### Document excerpt

Either watch or don't - but find a reason to enjoy it and focus on that.
* If I take a task one step at a time, don't overthink it, or plan it out ahead of time or try to envision where it will lead - I find I feel no anxiety doing it, and rather enjoy it. Nor do I procrastinate.
* Sometimes it's a good idea to stope, pause and look at the sunshine, stare at a flower, or watch people.
* Don't let someone else's negativity or bad mood pull me down. That's their headspace and they are entitled to their own headspace and mood. Step out and away from it.
* Dogs are lovely creatures, take the time to look into one's eyes, pet and stroke it behind the ears, and say hello. But like with all animals, let it greet you first.
* Enjoy a cookie. Today I enjoyed a macroon - the sandwitch variety. It was lemon, and the tart lemon mixed with the sweet was rather heavenly. Small, compact. A bite sized treat.
Lovely day, bright blue sky, no clouds to really speak of. What some might call robin's egg blue. Tweeting birds. Dogwoods in bloom, along with daffodiles and crocuses. After church walked halfway to the promenade to eat a bite for lunch, and after the Artist's Way, walked down to Caroll after stopping in the grocery store - which is basically the size of a small boutique. It has aisles, but it is tiny. One gets used to it in NYC.

### Data extract
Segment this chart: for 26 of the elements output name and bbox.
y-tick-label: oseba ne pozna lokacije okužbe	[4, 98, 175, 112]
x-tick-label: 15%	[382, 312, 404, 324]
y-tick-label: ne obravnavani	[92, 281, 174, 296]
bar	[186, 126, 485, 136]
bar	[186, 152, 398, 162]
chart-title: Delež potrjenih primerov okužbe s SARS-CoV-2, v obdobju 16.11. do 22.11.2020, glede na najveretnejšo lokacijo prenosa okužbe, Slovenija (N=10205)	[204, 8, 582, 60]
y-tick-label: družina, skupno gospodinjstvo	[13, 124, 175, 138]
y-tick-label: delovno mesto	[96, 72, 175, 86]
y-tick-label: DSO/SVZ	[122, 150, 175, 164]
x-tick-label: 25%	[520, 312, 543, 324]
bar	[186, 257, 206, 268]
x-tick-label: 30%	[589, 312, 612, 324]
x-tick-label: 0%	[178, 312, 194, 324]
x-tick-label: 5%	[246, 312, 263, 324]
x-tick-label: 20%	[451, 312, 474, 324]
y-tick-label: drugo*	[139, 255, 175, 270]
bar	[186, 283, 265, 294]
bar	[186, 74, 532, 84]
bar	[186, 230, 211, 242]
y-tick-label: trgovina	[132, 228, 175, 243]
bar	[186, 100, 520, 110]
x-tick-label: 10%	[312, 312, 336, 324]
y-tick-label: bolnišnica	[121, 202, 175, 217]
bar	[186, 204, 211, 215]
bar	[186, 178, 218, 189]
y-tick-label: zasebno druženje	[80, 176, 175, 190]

### Set task 1
In the journal excerpt, what flavor was the macaroon the writer enjoyed?
### Set task 2
Reproduce the passage of the journal excerpt from "Either watch or" to "or watch people.", word for word.
You can ignore the rows; they aren't needed here.

### Problem solution 1
It was lemon.

### Problem solution 2
Either watch or don't - but find a reason to enjoy it and focus on that.
* If I take a task one step at a time, don't overthink it, or plan it out ahead of time or try to envision where it will lead - I find I feel no anxiety doing it, and rather enjoy it. Nor do I procrastinate.
* Sometimes it's a good idea to stope, pause and look at the sunshine, stare at a flower, or watch people.